▶ _DIRECTIVE_: Check each line of the listing below for the string "Output", and give only how many lines hold it.

▶ _DATA_:
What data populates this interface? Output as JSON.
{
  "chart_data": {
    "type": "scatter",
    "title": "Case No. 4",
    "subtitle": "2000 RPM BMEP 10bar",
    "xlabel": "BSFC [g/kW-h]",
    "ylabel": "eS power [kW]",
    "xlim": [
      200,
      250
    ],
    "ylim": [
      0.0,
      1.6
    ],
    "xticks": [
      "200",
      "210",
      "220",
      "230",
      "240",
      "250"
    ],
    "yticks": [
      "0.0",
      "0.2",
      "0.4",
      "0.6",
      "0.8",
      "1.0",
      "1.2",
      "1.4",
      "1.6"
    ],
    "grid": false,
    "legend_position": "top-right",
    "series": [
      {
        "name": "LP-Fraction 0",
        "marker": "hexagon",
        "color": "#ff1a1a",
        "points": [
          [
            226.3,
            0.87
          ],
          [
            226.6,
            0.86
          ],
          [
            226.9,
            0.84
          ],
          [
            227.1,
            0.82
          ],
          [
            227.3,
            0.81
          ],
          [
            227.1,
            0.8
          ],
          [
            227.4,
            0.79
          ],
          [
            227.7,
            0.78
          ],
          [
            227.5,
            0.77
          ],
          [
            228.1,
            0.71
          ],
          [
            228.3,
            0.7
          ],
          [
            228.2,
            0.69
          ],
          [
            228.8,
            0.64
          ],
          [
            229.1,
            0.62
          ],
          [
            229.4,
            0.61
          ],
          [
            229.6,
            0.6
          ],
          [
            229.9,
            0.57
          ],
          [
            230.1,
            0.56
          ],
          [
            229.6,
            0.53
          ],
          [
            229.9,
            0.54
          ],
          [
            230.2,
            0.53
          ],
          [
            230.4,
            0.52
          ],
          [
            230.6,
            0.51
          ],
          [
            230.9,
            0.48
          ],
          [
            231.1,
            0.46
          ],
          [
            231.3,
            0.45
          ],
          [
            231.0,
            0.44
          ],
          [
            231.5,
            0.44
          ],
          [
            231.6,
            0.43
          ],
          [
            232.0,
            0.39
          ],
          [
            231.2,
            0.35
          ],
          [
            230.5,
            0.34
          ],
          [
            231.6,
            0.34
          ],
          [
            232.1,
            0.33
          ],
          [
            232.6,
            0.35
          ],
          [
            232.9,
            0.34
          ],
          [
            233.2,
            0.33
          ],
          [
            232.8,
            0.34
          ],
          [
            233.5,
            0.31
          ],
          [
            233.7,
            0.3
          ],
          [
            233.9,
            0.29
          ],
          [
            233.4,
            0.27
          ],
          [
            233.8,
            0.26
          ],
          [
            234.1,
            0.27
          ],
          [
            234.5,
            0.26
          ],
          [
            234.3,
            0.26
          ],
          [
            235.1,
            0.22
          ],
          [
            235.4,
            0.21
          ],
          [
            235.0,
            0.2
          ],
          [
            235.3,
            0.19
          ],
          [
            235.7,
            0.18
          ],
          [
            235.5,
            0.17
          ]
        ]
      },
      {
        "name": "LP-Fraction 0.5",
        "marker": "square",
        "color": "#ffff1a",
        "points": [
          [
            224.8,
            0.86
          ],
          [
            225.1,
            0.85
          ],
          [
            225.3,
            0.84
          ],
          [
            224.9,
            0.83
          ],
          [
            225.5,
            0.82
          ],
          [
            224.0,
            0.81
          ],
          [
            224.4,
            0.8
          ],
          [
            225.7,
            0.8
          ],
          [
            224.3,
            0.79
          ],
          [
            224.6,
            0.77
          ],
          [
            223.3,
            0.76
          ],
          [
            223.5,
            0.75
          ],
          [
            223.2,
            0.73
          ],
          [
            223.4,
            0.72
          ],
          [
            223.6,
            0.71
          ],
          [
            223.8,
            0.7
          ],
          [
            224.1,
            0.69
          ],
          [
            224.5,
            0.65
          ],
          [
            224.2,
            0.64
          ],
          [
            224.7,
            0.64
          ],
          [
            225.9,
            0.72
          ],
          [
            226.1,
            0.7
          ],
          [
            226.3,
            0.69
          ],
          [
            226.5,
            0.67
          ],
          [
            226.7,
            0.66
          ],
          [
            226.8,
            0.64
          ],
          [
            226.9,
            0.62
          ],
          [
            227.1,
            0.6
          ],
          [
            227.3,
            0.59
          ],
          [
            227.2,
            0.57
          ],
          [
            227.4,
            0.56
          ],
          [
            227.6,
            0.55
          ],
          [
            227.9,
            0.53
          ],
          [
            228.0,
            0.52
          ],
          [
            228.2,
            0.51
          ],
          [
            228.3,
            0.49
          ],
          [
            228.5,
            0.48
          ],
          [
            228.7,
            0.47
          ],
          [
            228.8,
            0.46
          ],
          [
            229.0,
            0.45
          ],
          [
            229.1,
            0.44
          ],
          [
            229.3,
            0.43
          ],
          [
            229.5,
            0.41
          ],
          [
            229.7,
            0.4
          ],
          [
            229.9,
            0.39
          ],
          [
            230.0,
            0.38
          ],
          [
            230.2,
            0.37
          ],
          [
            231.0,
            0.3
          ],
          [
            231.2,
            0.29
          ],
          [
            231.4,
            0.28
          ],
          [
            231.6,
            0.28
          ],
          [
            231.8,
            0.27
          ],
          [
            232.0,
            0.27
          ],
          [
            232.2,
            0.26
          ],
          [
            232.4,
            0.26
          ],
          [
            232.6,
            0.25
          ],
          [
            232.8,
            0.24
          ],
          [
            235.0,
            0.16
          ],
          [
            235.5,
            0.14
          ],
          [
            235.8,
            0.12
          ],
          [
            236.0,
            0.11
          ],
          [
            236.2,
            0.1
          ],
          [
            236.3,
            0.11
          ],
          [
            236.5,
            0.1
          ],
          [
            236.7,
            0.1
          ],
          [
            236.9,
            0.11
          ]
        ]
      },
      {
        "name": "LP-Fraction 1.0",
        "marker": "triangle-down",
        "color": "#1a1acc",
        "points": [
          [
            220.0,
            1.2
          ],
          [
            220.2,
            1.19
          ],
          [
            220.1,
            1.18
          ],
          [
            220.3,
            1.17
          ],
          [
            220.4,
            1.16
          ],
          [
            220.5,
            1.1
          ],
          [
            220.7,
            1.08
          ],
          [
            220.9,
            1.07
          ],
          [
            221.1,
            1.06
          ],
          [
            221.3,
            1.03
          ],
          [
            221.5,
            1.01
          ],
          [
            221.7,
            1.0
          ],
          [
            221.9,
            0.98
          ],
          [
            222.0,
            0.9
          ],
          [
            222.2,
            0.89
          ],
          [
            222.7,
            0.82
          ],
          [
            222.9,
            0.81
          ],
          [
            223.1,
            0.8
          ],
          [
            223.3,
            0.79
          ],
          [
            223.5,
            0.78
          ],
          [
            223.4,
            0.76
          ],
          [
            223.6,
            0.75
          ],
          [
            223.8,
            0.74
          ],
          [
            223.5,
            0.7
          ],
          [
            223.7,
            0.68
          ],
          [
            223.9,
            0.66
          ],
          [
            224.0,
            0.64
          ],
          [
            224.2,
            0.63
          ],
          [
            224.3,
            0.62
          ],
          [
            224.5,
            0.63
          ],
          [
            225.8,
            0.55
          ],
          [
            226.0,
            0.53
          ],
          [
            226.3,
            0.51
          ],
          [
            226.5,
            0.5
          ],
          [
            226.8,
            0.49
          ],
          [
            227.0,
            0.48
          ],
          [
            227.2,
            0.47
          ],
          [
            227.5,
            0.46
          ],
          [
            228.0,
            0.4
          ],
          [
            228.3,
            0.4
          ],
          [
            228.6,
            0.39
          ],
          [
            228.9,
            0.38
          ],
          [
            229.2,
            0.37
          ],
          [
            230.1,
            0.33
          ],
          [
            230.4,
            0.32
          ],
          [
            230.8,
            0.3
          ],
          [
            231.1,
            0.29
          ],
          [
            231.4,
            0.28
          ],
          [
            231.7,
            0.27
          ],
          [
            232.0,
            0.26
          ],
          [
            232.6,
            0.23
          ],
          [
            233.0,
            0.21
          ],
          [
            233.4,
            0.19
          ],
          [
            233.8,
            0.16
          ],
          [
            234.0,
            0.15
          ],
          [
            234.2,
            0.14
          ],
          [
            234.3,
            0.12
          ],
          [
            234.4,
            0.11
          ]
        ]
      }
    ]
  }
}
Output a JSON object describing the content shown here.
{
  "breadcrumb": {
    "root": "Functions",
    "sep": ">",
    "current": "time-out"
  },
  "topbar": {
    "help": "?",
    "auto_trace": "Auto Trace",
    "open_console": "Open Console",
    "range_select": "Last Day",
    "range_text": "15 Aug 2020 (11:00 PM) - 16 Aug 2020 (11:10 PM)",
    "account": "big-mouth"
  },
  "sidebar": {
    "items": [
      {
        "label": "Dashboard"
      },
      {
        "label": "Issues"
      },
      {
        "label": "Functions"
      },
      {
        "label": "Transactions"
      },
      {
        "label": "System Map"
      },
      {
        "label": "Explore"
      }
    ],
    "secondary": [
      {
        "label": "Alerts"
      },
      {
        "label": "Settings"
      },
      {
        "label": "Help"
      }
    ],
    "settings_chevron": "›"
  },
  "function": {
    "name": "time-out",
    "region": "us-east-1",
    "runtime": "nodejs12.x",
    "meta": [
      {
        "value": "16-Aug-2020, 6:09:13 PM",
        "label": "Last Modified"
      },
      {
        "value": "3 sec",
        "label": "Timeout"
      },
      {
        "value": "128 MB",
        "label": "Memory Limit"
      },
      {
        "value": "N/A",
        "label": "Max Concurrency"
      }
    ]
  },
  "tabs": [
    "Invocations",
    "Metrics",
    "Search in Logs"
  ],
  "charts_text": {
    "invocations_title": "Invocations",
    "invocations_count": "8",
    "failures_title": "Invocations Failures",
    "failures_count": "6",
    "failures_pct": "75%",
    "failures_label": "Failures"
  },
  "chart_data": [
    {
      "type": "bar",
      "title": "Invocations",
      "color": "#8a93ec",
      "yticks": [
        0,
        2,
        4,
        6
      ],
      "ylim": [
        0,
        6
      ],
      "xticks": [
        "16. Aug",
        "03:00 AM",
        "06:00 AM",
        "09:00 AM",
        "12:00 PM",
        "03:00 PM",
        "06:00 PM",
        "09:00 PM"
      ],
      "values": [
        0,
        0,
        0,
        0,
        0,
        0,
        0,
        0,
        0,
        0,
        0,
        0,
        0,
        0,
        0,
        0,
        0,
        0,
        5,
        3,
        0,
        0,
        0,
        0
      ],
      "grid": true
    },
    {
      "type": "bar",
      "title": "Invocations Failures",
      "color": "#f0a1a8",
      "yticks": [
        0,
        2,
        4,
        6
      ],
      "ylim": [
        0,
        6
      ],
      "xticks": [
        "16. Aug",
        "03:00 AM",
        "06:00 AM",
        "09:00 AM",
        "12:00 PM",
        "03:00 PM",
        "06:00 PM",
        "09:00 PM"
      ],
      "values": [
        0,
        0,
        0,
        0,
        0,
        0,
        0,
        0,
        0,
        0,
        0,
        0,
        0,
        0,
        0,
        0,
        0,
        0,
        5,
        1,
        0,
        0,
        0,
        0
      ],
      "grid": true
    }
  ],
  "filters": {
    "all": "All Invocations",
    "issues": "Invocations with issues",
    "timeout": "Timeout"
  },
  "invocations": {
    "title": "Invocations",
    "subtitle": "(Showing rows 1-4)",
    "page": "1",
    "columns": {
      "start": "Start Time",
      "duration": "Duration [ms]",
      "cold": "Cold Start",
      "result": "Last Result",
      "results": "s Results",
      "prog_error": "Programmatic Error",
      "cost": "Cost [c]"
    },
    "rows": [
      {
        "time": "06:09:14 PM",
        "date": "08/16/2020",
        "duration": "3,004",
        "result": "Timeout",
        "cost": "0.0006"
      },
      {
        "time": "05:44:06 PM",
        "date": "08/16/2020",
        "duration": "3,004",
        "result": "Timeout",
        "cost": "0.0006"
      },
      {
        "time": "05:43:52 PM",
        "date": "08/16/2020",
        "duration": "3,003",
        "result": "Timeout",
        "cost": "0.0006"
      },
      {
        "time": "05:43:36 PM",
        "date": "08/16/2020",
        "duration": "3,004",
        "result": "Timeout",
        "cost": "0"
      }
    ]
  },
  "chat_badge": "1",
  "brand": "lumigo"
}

▶ _EXERCISE SOLUTION_: 2